- Given instruction: Count the lines below that include the word "WCWCL" and write that number alone.

═════ Records for processing

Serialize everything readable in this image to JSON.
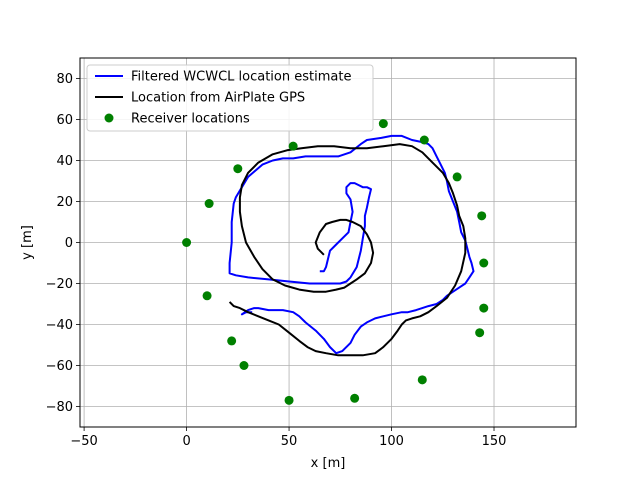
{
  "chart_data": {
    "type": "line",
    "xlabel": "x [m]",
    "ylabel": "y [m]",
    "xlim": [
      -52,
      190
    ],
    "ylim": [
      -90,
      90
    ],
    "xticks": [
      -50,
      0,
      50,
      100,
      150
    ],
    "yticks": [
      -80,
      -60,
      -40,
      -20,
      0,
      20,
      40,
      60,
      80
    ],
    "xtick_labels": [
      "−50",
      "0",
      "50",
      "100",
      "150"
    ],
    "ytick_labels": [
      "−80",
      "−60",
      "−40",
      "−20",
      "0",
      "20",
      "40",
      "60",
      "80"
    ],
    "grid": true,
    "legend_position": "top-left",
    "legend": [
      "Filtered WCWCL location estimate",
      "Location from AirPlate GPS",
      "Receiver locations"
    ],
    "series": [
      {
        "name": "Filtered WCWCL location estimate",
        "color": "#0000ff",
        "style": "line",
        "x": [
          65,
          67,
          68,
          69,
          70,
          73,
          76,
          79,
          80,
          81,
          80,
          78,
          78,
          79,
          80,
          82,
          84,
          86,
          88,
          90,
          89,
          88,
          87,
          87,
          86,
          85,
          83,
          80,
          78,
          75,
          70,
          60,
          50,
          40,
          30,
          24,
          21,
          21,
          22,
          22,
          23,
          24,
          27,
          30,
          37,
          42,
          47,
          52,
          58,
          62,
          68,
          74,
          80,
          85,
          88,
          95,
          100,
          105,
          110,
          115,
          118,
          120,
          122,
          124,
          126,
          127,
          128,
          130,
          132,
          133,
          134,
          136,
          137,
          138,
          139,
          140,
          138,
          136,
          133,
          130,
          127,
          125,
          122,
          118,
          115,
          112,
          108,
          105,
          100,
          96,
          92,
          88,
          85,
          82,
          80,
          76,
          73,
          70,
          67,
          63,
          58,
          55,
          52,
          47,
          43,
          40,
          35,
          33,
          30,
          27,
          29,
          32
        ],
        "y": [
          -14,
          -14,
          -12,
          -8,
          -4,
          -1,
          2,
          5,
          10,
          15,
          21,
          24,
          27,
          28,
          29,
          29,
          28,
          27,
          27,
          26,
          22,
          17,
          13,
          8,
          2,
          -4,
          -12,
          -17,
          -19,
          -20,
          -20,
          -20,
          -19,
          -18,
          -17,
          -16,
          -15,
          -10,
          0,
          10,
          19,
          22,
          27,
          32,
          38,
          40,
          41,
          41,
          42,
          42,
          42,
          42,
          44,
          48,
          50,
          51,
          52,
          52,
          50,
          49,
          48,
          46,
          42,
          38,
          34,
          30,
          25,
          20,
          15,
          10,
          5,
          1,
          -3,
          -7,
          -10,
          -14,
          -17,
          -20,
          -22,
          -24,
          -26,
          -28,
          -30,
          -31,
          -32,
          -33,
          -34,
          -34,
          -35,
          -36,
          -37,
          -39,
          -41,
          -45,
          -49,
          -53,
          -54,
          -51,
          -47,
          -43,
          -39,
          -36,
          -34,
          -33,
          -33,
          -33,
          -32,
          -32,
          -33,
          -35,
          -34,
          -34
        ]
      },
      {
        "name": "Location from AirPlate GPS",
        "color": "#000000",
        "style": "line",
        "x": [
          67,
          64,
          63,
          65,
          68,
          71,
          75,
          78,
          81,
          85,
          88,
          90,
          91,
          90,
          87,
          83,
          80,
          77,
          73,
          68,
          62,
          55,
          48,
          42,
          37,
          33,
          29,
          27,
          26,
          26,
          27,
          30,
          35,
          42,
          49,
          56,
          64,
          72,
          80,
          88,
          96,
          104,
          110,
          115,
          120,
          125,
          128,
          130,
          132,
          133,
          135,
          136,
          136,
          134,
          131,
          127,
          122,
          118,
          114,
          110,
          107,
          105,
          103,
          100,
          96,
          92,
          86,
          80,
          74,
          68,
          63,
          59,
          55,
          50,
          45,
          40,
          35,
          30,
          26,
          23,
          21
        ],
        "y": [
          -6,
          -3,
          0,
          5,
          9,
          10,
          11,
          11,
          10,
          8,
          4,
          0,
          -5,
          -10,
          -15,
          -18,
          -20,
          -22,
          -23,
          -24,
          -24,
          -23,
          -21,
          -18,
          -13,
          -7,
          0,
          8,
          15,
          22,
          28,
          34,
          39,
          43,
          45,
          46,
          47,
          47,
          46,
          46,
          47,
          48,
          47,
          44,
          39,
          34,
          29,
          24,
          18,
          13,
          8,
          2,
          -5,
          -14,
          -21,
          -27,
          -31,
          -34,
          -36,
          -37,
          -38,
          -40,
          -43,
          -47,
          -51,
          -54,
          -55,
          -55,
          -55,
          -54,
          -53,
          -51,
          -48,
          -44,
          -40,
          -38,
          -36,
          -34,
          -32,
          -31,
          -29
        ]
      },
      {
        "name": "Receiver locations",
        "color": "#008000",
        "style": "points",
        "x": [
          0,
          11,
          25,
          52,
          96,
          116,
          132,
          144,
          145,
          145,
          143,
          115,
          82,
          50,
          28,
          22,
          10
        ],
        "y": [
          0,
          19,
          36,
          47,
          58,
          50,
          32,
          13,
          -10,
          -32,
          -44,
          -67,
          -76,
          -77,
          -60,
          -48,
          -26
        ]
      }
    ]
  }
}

══════════

- Complete answer: 2